**Data for the task:**
····················
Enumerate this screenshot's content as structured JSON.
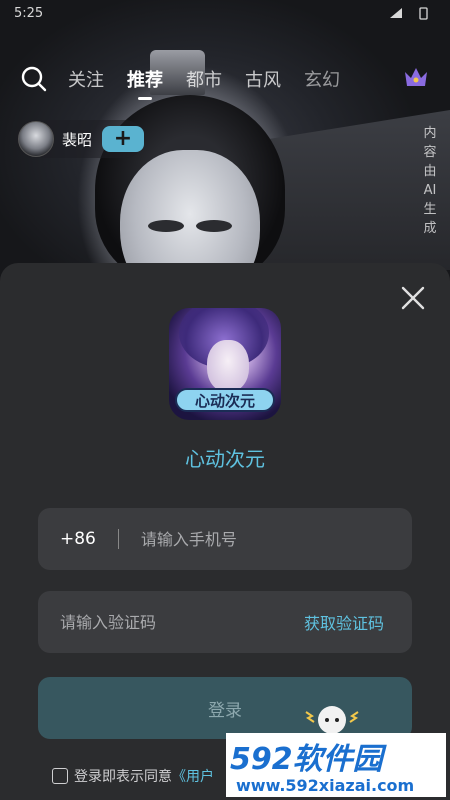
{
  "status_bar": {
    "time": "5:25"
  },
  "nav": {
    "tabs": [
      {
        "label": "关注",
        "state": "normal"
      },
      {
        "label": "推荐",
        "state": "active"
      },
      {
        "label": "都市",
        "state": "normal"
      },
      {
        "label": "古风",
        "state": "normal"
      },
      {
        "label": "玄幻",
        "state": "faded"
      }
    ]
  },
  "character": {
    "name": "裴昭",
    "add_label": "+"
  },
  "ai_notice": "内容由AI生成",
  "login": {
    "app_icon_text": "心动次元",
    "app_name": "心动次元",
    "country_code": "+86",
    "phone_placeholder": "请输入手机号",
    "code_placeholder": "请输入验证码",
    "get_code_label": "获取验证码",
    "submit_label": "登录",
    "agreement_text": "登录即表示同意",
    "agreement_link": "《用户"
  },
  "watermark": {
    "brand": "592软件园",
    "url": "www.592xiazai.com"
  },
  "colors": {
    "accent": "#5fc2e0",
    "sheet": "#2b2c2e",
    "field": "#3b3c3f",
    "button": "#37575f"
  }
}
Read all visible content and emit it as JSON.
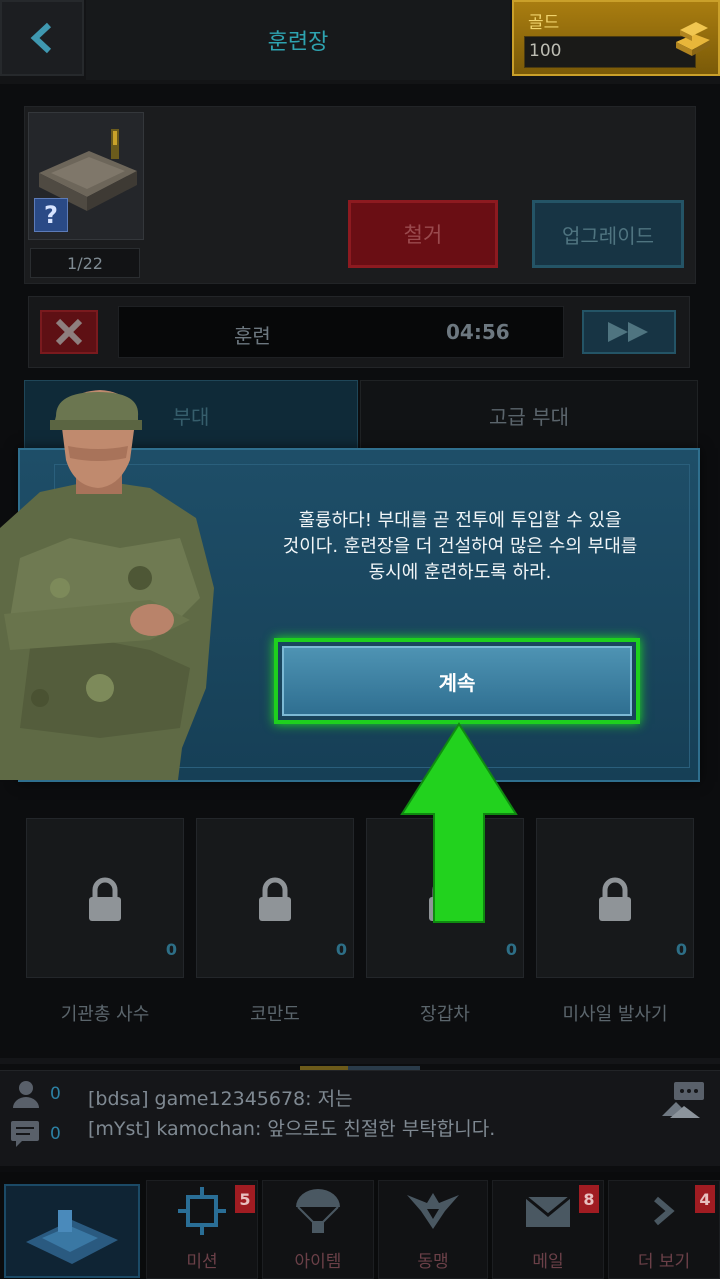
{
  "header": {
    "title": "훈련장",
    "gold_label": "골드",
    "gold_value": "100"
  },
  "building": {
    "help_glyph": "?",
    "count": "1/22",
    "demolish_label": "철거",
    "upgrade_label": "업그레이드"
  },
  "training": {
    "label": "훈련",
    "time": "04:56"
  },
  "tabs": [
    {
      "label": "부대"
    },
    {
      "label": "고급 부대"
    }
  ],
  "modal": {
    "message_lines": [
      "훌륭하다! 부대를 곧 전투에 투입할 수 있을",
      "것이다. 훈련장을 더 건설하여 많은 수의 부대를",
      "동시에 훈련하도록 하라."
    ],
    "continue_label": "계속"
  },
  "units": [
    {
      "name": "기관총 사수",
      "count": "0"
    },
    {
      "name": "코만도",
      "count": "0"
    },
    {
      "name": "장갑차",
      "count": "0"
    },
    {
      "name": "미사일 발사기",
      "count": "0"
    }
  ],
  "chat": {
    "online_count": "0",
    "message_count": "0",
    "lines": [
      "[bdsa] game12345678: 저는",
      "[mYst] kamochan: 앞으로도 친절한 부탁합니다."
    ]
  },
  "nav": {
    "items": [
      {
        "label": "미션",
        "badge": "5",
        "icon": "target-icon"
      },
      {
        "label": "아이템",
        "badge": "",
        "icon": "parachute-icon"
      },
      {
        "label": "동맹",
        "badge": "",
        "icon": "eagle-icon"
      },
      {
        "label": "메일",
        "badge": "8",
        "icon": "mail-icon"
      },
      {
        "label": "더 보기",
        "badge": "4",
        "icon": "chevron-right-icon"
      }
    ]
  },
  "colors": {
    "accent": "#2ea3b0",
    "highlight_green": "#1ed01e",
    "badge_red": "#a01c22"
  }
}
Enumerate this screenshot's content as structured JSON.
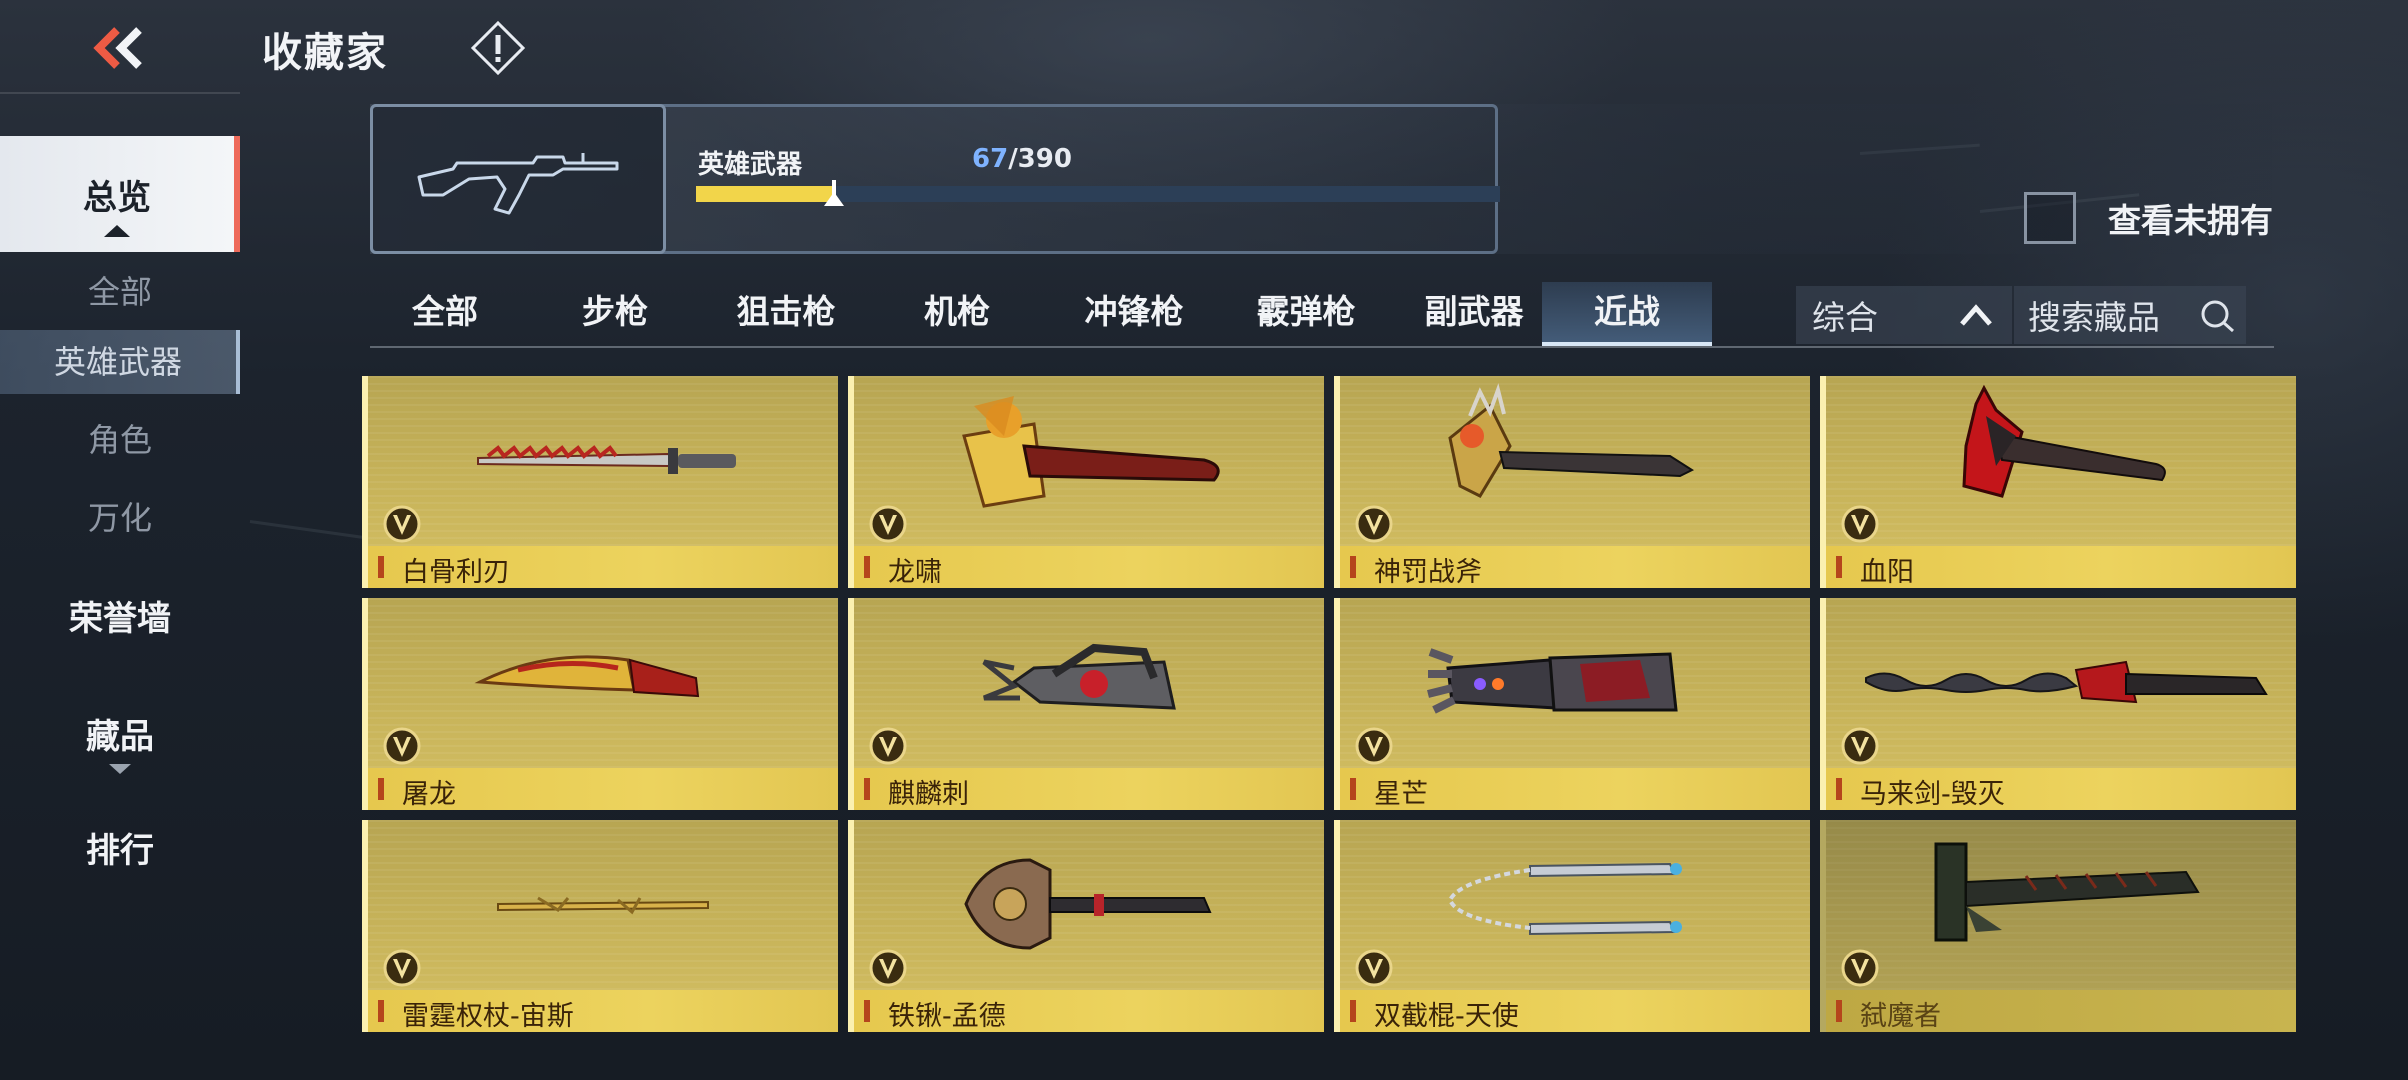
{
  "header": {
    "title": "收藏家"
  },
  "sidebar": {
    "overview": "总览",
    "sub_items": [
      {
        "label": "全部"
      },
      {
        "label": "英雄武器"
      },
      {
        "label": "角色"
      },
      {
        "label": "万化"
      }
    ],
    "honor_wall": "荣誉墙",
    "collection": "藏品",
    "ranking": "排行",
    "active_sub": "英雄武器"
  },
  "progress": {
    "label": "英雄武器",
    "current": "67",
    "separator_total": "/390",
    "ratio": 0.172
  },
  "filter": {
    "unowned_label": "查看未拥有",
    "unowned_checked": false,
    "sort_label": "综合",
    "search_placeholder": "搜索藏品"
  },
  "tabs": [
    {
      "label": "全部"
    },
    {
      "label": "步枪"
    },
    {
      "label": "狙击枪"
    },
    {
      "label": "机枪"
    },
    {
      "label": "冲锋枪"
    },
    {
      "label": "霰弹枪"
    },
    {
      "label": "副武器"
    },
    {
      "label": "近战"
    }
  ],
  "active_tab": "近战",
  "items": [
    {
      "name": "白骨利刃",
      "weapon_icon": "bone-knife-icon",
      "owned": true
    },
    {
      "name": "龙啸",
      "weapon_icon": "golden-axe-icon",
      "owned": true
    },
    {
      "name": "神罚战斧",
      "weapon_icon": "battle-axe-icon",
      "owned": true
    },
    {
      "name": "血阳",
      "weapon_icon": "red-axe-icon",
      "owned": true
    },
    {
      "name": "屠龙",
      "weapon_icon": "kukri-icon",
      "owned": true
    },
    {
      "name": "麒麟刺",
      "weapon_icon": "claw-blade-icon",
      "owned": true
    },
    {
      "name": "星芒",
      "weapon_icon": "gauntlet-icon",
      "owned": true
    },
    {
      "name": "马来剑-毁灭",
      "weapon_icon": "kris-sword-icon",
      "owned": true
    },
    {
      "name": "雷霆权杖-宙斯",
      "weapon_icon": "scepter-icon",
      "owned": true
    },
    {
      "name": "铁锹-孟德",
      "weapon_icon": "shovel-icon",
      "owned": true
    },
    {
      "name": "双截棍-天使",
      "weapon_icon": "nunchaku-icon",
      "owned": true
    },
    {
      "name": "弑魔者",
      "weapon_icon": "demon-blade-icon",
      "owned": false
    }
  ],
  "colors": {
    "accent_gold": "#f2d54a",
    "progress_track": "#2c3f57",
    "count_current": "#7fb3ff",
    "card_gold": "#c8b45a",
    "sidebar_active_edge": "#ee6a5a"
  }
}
····················
**Exercise prompt:**
Strip the images and reproduce the remaining records precisely.

**Finished exercise:**
Enumerate this screenshot's content as structured JSON.
{
  "status_bar": {
    "time": "5:25"
  },
  "nav": {
    "tabs": [
      {
        "label": "关注",
        "state": "normal"
      },
      {
        "label": "推荐",
        "state": "active"
      },
      {
        "label": "都市",
        "state": "normal"
      },
      {
        "label": "古风",
        "state": "normal"
      },
      {
        "label": "玄幻",
        "state": "faded"
      }
    ]
  },
  "character": {
    "name": "裴昭",
    "add_label": "+"
  },
  "ai_notice": "内容由AI生成",
  "login": {
    "app_icon_text": "心动次元",
    "app_name": "心动次元",
    "country_code": "+86",
    "phone_placeholder": "请输入手机号",
    "code_placeholder": "请输入验证码",
    "get_code_label": "获取验证码",
    "submit_label": "登录",
    "agreement_text": "登录即表示同意",
    "agreement_link": "《用户"
  },
  "watermark": {
    "brand": "592软件园",
    "url": "www.592xiazai.com"
  },
  "colors": {
    "accent": "#5fc2e0",
    "sheet": "#2b2c2e",
    "field": "#3b3c3f",
    "button": "#37575f"
  }
}
Read all visible content and emit it as JSON.
{
  "header": {
    "title": "훈련장",
    "gold_label": "골드",
    "gold_value": "100"
  },
  "building": {
    "help_glyph": "?",
    "count": "1/22",
    "demolish_label": "철거",
    "upgrade_label": "업그레이드"
  },
  "training": {
    "label": "훈련",
    "time": "04:56"
  },
  "tabs": [
    {
      "label": "부대"
    },
    {
      "label": "고급 부대"
    }
  ],
  "modal": {
    "message_lines": [
      "훌륭하다! 부대를 곧 전투에 투입할 수 있을",
      "것이다. 훈련장을 더 건설하여 많은 수의 부대를",
      "동시에 훈련하도록 하라."
    ],
    "continue_label": "계속"
  },
  "units": [
    {
      "name": "기관총 사수",
      "count": "0"
    },
    {
      "name": "코만도",
      "count": "0"
    },
    {
      "name": "장갑차",
      "count": "0"
    },
    {
      "name": "미사일 발사기",
      "count": "0"
    }
  ],
  "chat": {
    "online_count": "0",
    "message_count": "0",
    "lines": [
      "[bdsa] game12345678: 저는",
      "[mYst] kamochan: 앞으로도 친절한 부탁합니다."
    ]
  },
  "nav": {
    "items": [
      {
        "label": "미션",
        "badge": "5",
        "icon": "target-icon"
      },
      {
        "label": "아이템",
        "badge": "",
        "icon": "parachute-icon"
      },
      {
        "label": "동맹",
        "badge": "",
        "icon": "eagle-icon"
      },
      {
        "label": "메일",
        "badge": "8",
        "icon": "mail-icon"
      },
      {
        "label": "더 보기",
        "badge": "4",
        "icon": "chevron-right-icon"
      }
    ]
  },
  "colors": {
    "accent": "#2ea3b0",
    "highlight_green": "#1ed01e",
    "badge_red": "#a01c22"
  }
}
Enumerate this screenshot's content as structured JSON.
{
  "header": {
    "title": "收藏家"
  },
  "sidebar": {
    "overview": "总览",
    "sub_items": [
      {
        "label": "全部"
      },
      {
        "label": "英雄武器"
      },
      {
        "label": "角色"
      },
      {
        "label": "万化"
      }
    ],
    "honor_wall": "荣誉墙",
    "collection": "藏品",
    "ranking": "排行",
    "active_sub": "英雄武器"
  },
  "progress": {
    "label": "英雄武器",
    "current": "67",
    "separator_total": "/390",
    "ratio": 0.172
  },
  "filter": {
    "unowned_label": "查看未拥有",
    "unowned_checked": false,
    "sort_label": "综合",
    "search_placeholder": "搜索藏品"
  },
  "tabs": [
    {
      "label": "全部"
    },
    {
      "label": "步枪"
    },
    {
      "label": "狙击枪"
    },
    {
      "label": "机枪"
    },
    {
      "label": "冲锋枪"
    },
    {
      "label": "霰弹枪"
    },
    {
      "label": "副武器"
    },
    {
      "label": "近战"
    }
  ],
  "active_tab": "近战",
  "items": [
    {
      "name": "白骨利刃",
      "weapon_icon": "bone-knife-icon",
      "owned": true
    },
    {
      "name": "龙啸",
      "weapon_icon": "golden-axe-icon",
      "owned": true
    },
    {
      "name": "神罚战斧",
      "weapon_icon": "battle-axe-icon",
      "owned": true
    },
    {
      "name": "血阳",
      "weapon_icon": "red-axe-icon",
      "owned": true
    },
    {
      "name": "屠龙",
      "weapon_icon": "kukri-icon",
      "owned": true
    },
    {
      "name": "麒麟刺",
      "weapon_icon": "claw-blade-icon",
      "owned": true
    },
    {
      "name": "星芒",
      "weapon_icon": "gauntlet-icon",
      "owned": true
    },
    {
      "name": "马来剑-毁灭",
      "weapon_icon": "kris-sword-icon",
      "owned": true
    },
    {
      "name": "雷霆权杖-宙斯",
      "weapon_icon": "scepter-icon",
      "owned": true
    },
    {
      "name": "铁锹-孟德",
      "weapon_icon": "shovel-icon",
      "owned": true
    },
    {
      "name": "双截棍-天使",
      "weapon_icon": "nunchaku-icon",
      "owned": true
    },
    {
      "name": "弑魔者",
      "weapon_icon": "demon-blade-icon",
      "owned": false
    }
  ],
  "colors": {
    "accent_gold": "#f2d54a",
    "progress_track": "#2c3f57",
    "count_current": "#7fb3ff",
    "card_gold": "#c8b45a",
    "sidebar_active_edge": "#ee6a5a"
  }
}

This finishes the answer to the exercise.